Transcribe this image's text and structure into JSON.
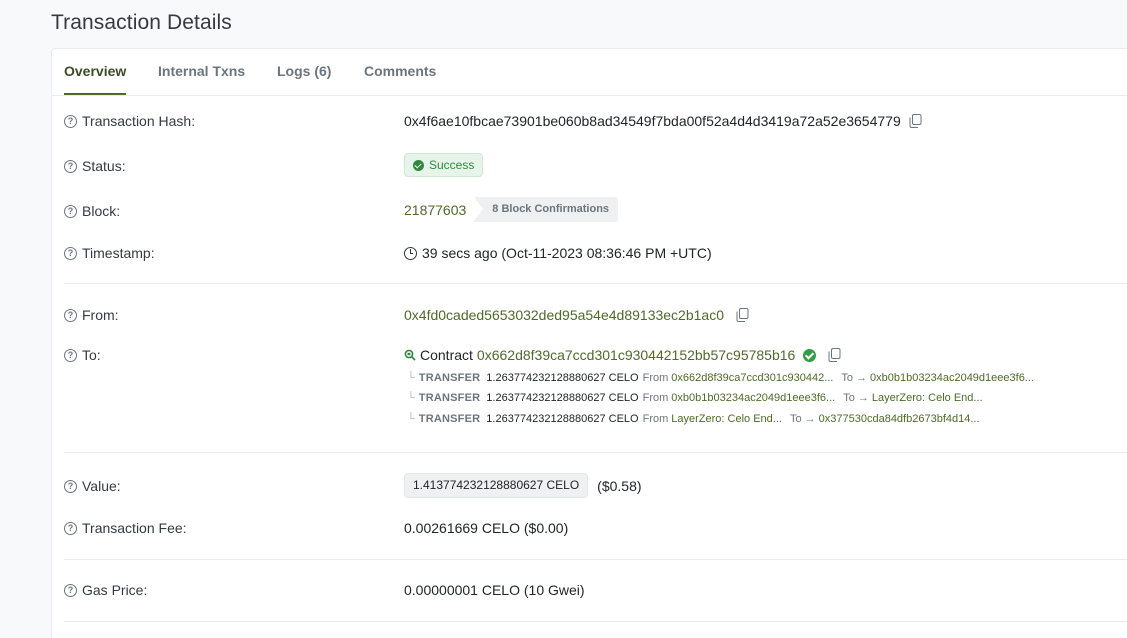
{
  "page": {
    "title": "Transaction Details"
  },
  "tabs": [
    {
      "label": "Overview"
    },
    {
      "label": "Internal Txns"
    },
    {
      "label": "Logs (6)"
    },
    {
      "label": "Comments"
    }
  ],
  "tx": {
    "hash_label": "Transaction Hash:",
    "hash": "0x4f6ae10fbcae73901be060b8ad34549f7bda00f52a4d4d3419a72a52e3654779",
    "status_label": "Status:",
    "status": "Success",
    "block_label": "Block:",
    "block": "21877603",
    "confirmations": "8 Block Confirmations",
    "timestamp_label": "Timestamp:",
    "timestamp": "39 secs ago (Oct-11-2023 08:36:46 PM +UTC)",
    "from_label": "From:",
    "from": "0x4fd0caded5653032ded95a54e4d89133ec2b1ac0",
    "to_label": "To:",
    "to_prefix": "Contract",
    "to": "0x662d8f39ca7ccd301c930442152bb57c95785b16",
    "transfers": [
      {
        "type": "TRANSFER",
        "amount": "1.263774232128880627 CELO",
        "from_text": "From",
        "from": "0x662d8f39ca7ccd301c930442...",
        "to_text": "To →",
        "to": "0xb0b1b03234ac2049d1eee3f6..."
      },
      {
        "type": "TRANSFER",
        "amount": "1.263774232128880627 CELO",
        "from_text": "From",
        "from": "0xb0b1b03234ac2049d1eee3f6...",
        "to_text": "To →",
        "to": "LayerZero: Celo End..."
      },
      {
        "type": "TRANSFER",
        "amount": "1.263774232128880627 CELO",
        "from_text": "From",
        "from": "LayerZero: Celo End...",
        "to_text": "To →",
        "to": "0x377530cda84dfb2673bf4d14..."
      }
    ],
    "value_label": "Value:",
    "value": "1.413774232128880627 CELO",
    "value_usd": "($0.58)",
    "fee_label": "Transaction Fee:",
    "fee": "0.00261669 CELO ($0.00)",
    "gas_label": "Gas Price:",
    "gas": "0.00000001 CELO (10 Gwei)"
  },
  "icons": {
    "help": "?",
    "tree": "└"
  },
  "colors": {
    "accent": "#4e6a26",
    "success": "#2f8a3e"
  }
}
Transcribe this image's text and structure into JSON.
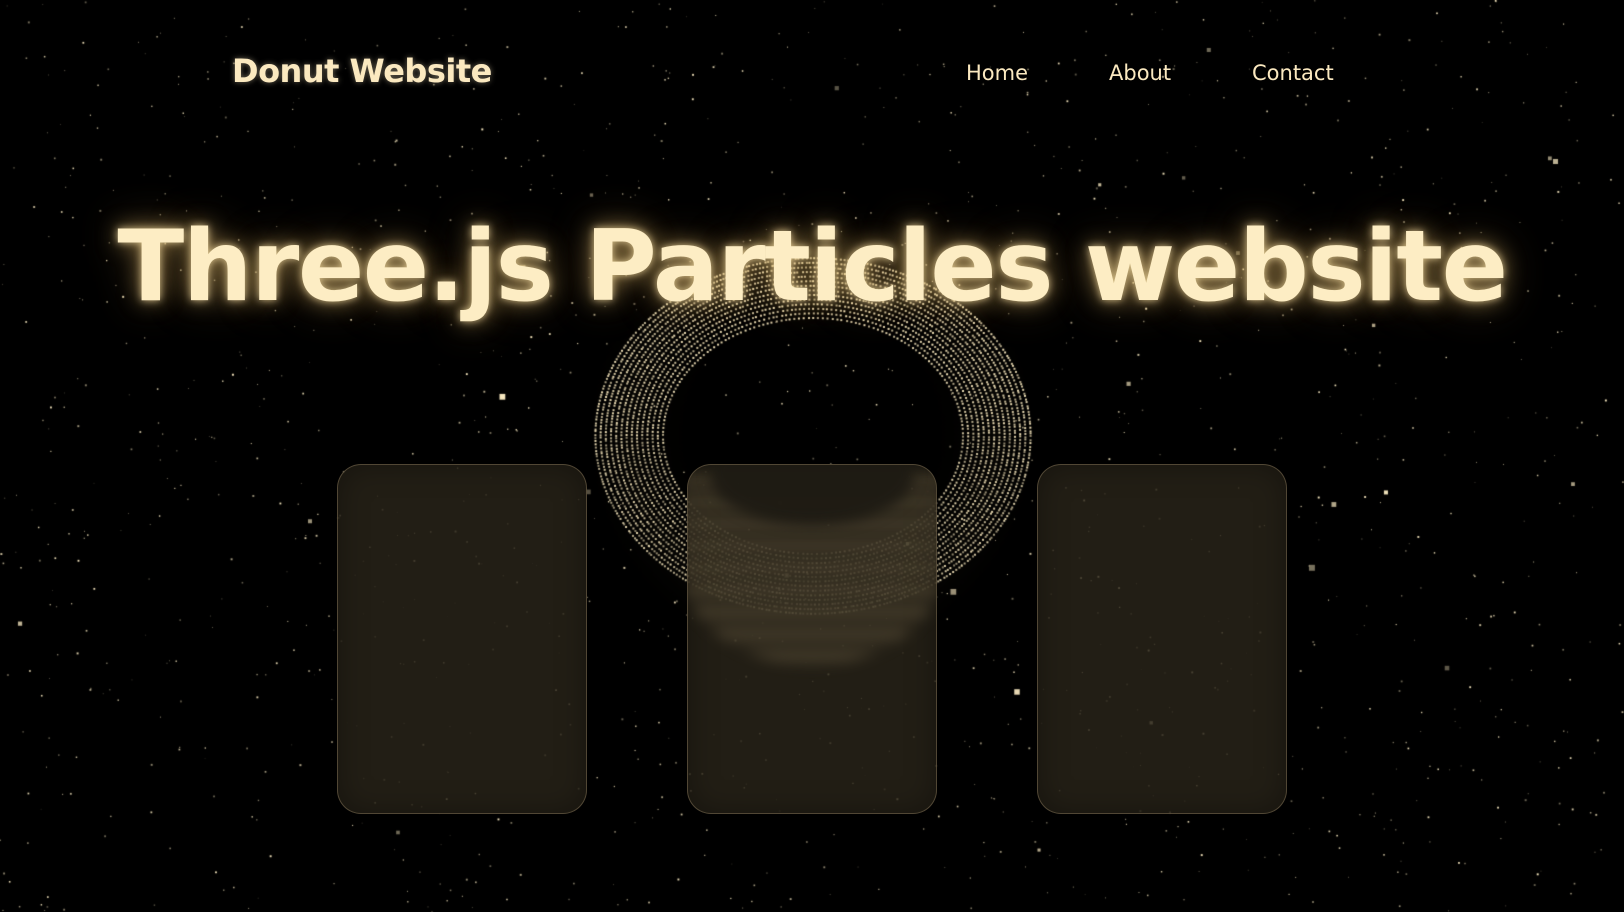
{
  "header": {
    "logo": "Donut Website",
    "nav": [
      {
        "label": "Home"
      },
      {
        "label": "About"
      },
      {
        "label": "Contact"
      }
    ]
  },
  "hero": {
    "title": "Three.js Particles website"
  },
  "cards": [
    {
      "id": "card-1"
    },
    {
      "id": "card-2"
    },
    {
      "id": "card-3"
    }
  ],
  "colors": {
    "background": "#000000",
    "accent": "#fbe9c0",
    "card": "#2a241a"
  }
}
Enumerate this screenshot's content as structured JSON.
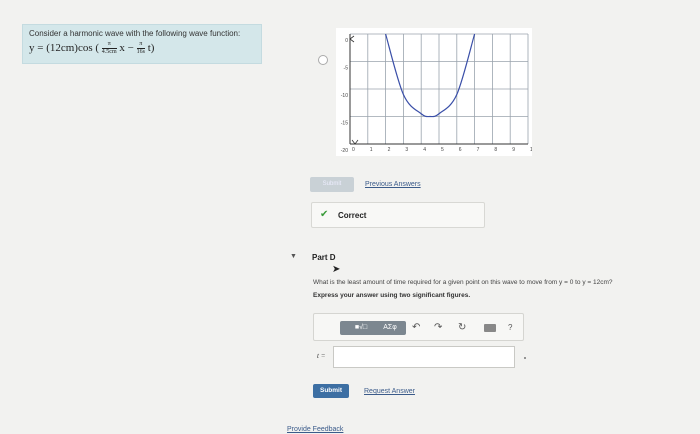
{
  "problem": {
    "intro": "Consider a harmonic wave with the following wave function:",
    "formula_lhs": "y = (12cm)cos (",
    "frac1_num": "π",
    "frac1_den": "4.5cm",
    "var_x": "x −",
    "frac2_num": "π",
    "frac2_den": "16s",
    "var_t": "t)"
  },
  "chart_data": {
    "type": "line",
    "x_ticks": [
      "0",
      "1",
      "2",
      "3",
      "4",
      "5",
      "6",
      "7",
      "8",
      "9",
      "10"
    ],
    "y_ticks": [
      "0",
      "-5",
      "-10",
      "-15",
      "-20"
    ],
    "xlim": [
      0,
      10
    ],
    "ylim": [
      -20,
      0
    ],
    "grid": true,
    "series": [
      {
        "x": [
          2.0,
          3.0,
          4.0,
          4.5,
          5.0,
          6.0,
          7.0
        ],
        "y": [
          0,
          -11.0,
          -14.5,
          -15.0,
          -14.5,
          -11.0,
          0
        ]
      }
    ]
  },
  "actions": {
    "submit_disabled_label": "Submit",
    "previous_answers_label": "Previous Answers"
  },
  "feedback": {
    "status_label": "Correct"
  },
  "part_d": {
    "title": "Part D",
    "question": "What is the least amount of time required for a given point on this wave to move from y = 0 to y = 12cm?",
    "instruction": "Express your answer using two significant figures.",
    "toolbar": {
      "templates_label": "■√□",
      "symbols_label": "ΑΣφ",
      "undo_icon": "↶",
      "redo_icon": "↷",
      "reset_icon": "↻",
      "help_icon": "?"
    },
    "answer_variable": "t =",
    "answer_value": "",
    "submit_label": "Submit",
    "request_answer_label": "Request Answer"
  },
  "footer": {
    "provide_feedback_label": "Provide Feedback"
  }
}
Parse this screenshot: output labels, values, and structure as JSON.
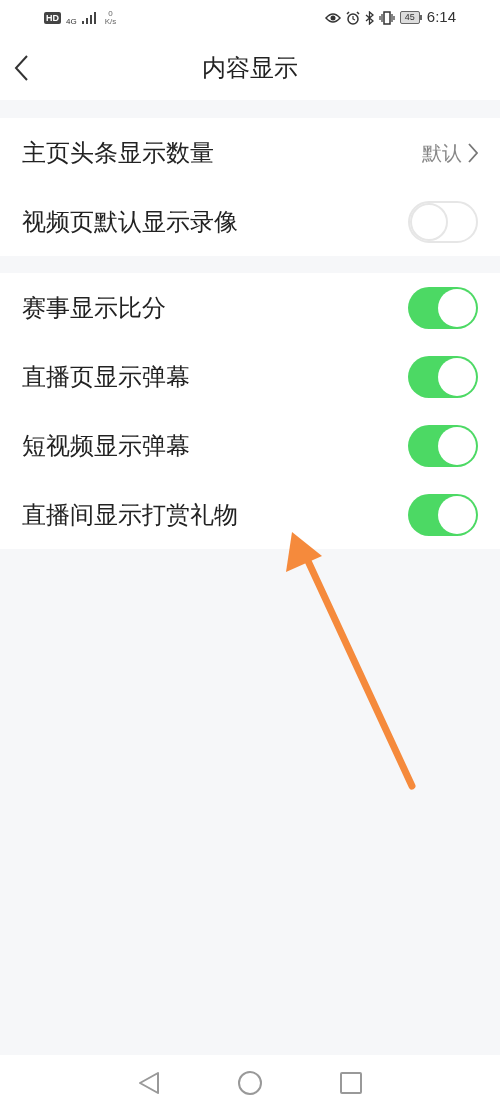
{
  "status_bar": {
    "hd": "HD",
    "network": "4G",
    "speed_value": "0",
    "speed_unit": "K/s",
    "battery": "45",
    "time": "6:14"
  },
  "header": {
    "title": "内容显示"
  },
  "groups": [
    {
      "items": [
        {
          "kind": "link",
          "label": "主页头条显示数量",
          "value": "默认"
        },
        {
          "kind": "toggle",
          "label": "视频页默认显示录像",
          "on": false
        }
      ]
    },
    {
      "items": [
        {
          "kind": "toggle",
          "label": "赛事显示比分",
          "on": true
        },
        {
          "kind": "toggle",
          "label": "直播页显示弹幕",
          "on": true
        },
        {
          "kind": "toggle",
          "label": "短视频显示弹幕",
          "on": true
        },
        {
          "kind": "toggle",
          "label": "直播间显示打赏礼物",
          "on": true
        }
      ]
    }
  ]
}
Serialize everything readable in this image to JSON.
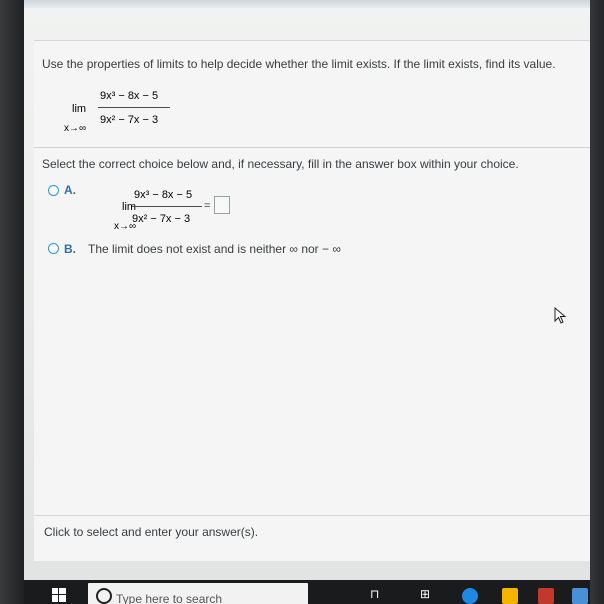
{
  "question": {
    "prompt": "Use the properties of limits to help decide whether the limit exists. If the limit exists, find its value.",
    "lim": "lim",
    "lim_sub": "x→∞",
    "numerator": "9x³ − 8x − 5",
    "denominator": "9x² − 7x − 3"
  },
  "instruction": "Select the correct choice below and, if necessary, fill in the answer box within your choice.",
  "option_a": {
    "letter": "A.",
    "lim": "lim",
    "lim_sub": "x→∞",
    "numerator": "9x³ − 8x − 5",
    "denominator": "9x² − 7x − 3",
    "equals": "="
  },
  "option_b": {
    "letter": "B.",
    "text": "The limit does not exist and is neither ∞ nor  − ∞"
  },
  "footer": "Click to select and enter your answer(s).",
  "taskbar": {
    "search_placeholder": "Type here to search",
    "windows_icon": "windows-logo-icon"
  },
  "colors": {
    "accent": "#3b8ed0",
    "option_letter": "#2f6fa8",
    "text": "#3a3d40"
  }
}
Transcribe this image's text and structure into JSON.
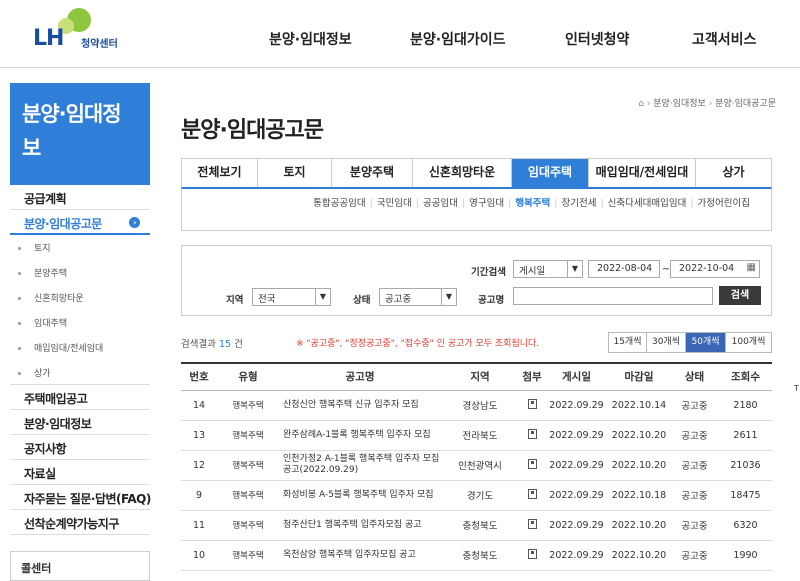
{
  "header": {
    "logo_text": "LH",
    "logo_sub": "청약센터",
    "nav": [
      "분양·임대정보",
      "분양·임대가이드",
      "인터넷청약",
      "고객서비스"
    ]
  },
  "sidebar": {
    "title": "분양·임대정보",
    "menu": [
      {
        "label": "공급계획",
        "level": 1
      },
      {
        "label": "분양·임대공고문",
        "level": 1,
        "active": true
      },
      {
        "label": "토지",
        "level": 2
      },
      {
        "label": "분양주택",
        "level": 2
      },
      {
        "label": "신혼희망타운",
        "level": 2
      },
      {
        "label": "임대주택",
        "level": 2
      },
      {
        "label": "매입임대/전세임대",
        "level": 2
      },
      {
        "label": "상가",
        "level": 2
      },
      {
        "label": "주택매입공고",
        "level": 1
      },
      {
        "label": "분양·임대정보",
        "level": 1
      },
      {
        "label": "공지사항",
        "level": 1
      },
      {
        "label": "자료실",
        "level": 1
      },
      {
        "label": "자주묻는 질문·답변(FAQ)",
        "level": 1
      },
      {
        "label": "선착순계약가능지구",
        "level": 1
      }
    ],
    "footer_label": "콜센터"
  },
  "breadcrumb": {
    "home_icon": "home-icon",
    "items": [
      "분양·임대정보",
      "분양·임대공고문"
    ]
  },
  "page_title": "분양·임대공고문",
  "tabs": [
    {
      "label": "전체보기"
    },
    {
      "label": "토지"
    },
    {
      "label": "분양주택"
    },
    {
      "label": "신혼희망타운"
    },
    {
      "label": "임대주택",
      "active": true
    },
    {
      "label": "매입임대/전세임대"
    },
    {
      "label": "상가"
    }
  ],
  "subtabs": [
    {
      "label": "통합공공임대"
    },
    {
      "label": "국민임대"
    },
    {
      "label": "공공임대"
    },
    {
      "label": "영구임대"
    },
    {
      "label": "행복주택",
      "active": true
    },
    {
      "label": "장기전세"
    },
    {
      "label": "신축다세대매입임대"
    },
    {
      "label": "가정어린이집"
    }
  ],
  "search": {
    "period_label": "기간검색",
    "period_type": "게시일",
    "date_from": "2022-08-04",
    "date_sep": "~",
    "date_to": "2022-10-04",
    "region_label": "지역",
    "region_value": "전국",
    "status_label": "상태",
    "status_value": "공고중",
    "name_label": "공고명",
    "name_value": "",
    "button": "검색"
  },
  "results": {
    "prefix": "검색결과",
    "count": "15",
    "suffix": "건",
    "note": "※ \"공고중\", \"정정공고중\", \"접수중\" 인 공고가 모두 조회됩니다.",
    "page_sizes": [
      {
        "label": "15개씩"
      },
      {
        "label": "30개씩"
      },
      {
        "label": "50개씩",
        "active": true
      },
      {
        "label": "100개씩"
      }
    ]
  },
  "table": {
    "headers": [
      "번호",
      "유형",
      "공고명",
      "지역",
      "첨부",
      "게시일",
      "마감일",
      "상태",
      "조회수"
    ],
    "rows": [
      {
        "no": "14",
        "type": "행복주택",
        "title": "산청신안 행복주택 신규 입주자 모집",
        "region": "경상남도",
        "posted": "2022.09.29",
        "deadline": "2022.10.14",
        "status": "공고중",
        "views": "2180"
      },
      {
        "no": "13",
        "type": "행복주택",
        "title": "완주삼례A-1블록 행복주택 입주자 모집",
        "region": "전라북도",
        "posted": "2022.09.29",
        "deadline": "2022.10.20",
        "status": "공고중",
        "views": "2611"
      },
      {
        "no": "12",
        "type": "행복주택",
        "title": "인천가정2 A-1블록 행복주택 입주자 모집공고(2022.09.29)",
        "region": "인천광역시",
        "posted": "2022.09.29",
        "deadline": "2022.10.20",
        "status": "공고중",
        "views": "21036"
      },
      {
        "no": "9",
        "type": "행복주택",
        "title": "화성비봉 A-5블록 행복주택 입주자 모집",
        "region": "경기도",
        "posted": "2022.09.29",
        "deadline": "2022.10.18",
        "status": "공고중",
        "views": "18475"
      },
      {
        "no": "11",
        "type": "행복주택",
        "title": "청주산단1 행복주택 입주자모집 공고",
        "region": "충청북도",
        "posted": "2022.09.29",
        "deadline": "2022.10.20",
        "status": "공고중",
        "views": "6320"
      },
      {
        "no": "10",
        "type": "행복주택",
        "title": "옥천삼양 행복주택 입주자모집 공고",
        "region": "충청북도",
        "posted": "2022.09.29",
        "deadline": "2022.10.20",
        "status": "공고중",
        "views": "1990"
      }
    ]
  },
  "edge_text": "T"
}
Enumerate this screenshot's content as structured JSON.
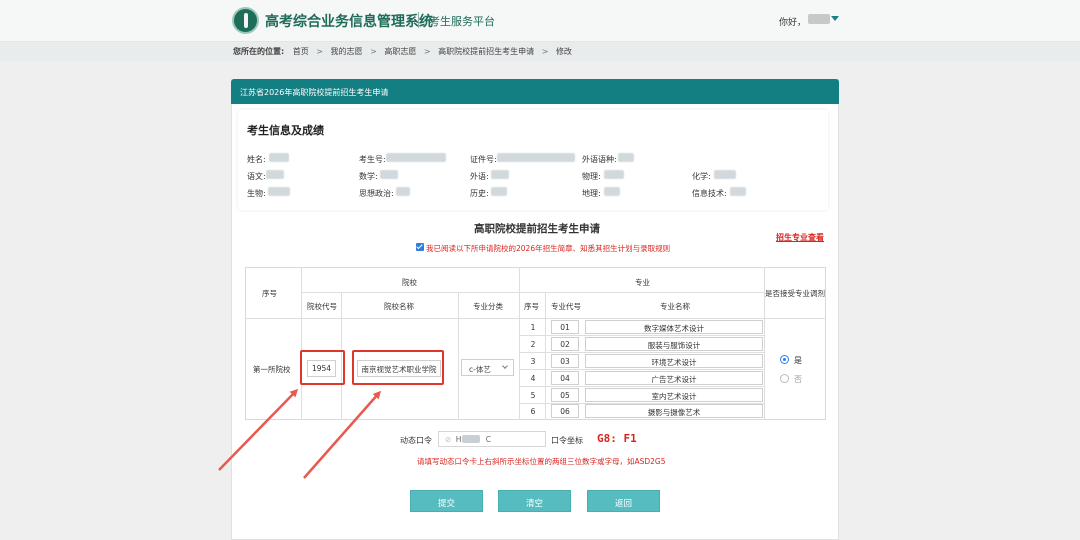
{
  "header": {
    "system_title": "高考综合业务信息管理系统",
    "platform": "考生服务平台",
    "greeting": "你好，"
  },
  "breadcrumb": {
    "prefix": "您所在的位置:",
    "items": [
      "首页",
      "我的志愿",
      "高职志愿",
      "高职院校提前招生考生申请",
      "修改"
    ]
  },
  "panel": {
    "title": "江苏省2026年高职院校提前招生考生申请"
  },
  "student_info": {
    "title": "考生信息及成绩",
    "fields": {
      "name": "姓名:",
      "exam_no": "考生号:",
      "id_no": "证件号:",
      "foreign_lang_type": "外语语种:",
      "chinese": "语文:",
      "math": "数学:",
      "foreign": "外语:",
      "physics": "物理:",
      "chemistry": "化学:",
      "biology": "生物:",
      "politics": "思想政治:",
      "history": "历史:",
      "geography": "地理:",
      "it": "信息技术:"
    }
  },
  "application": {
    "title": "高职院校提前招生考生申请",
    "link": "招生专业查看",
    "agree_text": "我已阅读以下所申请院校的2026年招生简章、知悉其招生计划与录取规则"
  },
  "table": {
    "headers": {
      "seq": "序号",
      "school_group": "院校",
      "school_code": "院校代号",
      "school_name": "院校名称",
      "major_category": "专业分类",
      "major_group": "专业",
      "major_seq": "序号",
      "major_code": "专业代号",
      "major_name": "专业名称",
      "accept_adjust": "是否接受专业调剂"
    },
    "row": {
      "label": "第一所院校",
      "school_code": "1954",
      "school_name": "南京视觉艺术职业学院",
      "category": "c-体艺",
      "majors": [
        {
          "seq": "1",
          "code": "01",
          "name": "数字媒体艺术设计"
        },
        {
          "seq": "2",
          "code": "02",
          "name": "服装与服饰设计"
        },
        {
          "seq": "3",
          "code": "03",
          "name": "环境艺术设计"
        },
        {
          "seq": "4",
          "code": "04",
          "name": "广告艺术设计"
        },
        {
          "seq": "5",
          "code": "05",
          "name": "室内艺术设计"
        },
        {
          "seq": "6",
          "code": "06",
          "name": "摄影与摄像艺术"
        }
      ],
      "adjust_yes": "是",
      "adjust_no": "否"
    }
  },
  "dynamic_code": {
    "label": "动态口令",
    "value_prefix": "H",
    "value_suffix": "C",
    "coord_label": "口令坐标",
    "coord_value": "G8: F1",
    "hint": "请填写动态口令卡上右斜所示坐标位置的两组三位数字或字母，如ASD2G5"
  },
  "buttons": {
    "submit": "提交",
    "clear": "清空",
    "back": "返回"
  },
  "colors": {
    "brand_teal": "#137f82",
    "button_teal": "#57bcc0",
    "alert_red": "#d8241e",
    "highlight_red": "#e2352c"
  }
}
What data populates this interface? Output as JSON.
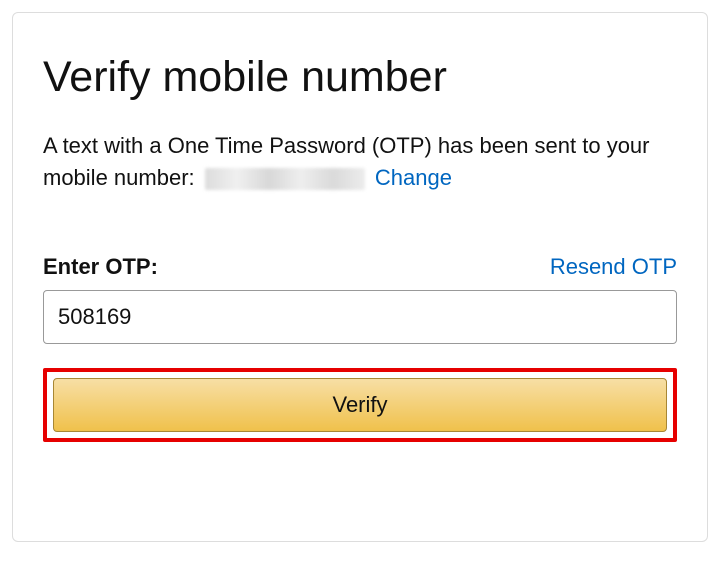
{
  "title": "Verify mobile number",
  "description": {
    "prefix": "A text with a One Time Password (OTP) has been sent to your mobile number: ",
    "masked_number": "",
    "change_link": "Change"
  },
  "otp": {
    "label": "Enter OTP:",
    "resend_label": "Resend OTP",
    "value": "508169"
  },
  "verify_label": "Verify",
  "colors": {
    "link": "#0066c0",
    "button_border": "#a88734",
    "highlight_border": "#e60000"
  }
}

● TO BE DONE
Take the line that contains "What data populates" and all lines after it to the end of the material above, and copy them verbatim without any images.

● TASK ANSWER
What data populates this interface? Output as JSON.
{
  "title": "Verify mobile number",
  "description": {
    "prefix": "A text with a One Time Password (OTP) has been sent to your mobile number: ",
    "masked_number": "",
    "change_link": "Change"
  },
  "otp": {
    "label": "Enter OTP:",
    "resend_label": "Resend OTP",
    "value": "508169"
  },
  "verify_label": "Verify",
  "colors": {
    "link": "#0066c0",
    "button_border": "#a88734",
    "highlight_border": "#e60000"
  }
}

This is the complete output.